• **Problem to work on**
Look through the material below, count the lines containing the word "since", and state only the count.

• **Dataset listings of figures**

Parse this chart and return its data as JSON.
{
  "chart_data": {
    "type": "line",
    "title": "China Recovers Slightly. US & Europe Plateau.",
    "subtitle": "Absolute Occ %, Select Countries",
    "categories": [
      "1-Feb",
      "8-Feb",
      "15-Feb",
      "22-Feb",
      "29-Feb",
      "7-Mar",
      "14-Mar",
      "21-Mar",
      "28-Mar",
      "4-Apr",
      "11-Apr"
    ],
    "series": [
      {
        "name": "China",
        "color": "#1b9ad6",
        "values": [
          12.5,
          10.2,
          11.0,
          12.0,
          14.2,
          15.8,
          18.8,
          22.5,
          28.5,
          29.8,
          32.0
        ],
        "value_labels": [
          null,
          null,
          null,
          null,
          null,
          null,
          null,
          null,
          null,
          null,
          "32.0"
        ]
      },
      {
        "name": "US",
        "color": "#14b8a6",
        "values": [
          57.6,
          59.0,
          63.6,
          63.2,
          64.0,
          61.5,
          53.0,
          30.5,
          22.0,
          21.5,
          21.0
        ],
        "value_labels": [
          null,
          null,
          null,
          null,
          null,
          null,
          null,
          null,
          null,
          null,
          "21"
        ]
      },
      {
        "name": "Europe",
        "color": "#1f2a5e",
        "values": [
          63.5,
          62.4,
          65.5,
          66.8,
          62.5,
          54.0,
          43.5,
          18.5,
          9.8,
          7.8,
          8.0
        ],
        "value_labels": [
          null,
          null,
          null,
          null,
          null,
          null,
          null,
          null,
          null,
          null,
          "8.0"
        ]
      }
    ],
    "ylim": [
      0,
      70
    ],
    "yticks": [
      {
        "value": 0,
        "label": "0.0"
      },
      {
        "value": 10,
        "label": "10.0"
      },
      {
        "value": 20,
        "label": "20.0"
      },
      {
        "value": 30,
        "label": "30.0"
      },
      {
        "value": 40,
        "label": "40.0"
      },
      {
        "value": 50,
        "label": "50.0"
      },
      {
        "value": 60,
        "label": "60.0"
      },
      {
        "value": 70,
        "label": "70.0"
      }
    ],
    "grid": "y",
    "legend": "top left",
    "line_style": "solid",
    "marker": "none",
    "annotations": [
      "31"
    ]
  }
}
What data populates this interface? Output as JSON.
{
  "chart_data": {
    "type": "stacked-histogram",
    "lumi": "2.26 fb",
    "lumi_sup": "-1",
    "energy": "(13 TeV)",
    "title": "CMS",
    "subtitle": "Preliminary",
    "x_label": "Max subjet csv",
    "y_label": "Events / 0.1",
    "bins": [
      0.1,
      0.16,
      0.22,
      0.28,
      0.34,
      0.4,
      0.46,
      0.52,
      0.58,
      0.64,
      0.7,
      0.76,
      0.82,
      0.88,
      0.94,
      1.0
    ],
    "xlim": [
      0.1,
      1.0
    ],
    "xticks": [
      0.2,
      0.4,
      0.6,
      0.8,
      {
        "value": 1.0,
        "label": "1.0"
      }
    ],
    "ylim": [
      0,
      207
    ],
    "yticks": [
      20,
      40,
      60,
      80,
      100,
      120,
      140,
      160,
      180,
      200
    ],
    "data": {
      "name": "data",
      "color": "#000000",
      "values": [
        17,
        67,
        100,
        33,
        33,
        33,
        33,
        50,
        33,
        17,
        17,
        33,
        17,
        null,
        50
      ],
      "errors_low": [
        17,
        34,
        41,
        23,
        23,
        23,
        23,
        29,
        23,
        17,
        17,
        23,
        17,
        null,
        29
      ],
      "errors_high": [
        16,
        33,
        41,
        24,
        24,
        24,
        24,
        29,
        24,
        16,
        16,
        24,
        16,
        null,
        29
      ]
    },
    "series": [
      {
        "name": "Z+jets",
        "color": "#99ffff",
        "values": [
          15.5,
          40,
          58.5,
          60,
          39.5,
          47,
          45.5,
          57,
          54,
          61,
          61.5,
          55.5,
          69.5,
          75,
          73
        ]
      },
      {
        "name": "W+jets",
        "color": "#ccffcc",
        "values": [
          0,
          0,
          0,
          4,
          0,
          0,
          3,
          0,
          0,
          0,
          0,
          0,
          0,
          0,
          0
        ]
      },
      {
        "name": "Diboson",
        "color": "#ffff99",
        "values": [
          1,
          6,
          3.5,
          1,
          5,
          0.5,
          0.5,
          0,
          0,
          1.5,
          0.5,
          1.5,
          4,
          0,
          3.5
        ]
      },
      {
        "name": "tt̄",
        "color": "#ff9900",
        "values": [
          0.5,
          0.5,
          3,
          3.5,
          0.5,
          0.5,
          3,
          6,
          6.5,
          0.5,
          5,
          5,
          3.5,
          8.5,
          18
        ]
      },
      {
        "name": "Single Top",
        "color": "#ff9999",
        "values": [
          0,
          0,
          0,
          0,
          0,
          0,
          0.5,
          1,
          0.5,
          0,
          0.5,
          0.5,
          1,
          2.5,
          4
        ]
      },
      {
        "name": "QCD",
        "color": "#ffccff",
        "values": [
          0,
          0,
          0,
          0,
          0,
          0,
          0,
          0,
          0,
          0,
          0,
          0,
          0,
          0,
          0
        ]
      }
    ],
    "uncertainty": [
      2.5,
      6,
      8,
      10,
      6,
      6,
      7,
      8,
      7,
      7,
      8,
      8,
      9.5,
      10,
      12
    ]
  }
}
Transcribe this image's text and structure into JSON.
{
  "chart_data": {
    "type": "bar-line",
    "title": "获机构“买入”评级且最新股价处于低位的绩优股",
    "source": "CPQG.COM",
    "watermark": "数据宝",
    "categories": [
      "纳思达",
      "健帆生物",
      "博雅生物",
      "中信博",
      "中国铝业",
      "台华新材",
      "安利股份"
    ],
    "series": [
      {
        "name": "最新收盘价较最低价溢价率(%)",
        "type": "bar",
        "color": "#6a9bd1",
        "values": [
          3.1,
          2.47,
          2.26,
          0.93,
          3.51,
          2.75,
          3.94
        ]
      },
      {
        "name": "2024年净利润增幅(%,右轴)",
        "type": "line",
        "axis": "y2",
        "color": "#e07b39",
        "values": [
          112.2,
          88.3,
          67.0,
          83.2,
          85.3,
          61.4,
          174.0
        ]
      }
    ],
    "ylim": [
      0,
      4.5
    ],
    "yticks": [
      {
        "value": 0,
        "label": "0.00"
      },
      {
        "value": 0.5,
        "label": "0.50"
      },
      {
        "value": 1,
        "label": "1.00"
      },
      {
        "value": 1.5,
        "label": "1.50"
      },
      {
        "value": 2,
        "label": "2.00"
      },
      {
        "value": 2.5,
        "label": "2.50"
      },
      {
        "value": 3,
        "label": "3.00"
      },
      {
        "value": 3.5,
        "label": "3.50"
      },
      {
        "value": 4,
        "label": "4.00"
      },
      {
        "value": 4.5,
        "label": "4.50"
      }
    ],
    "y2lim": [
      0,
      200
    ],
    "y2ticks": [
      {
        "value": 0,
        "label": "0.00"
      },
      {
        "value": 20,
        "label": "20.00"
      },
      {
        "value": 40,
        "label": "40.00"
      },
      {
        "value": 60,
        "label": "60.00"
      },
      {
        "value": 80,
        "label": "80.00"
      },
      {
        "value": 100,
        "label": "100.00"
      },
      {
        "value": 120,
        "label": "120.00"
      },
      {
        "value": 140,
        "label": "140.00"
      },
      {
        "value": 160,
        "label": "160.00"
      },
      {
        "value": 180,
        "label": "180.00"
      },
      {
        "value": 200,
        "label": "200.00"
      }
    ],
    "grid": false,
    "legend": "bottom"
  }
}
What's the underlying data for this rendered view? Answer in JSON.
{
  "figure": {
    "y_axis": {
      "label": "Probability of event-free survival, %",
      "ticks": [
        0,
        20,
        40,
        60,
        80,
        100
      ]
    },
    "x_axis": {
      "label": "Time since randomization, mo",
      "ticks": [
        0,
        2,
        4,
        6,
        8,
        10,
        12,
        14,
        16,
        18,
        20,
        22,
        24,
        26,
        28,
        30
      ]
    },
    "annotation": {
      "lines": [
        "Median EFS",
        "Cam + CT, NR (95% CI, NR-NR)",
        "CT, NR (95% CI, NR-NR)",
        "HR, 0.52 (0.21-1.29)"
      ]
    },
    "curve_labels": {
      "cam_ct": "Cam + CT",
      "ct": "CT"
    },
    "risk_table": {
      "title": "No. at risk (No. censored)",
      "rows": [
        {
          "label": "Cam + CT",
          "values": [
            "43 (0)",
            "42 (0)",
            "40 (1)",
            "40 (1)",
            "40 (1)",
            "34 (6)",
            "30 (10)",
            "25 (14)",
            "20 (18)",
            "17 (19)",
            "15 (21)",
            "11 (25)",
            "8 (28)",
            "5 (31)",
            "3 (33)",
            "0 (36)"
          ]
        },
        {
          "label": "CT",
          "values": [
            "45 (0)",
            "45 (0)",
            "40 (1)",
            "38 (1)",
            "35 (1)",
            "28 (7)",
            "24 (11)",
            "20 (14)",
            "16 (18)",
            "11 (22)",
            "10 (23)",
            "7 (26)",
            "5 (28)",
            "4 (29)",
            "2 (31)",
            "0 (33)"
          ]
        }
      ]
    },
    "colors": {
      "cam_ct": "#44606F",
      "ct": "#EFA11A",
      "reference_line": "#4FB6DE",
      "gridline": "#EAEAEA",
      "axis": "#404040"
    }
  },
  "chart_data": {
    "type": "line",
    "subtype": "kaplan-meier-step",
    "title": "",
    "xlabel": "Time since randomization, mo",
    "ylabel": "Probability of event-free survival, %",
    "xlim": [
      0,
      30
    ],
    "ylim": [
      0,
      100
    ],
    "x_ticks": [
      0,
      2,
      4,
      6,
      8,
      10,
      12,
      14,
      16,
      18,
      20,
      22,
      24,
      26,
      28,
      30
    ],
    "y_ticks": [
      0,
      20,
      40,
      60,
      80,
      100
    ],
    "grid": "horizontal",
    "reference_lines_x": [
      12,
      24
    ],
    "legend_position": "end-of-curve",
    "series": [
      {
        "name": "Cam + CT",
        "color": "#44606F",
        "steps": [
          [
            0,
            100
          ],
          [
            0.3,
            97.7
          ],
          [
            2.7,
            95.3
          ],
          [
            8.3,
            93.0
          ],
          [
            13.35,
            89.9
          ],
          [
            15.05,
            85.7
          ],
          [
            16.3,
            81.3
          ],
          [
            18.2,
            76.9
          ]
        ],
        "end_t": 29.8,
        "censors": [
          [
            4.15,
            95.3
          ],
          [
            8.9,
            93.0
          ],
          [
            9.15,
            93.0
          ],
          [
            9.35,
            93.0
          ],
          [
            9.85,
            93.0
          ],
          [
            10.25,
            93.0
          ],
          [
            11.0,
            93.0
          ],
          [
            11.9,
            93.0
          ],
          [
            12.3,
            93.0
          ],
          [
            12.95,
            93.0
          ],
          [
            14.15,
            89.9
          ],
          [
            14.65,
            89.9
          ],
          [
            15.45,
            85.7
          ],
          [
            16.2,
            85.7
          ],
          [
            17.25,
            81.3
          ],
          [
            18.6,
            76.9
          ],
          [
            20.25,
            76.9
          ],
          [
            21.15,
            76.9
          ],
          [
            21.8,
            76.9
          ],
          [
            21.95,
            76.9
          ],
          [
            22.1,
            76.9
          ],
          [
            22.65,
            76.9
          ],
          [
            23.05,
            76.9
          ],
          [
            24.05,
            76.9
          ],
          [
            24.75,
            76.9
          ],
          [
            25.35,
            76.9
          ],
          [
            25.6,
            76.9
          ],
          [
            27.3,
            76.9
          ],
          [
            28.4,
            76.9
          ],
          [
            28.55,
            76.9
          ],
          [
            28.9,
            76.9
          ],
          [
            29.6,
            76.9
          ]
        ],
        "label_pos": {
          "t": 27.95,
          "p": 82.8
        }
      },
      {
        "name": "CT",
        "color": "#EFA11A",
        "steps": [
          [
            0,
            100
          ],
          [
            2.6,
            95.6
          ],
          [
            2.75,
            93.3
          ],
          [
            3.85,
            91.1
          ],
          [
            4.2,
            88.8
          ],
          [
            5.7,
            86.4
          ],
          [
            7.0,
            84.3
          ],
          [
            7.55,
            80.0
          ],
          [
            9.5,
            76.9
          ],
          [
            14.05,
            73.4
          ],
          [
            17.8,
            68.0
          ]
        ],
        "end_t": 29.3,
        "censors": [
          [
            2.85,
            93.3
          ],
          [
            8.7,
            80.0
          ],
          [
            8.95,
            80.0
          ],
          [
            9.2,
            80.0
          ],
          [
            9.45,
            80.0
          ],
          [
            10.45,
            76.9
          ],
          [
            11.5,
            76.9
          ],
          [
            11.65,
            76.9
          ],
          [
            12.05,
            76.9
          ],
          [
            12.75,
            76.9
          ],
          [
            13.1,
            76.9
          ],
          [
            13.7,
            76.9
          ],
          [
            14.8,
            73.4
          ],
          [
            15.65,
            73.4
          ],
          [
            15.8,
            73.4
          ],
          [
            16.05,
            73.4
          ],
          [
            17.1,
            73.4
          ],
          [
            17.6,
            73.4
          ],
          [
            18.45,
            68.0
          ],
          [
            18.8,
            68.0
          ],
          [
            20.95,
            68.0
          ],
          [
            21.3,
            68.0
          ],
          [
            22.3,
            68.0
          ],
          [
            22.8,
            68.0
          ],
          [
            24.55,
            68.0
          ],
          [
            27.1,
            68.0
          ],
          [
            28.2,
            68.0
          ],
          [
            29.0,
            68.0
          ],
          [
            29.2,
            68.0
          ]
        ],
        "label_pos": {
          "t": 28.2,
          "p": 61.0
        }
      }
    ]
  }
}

• **Exercise answer**
2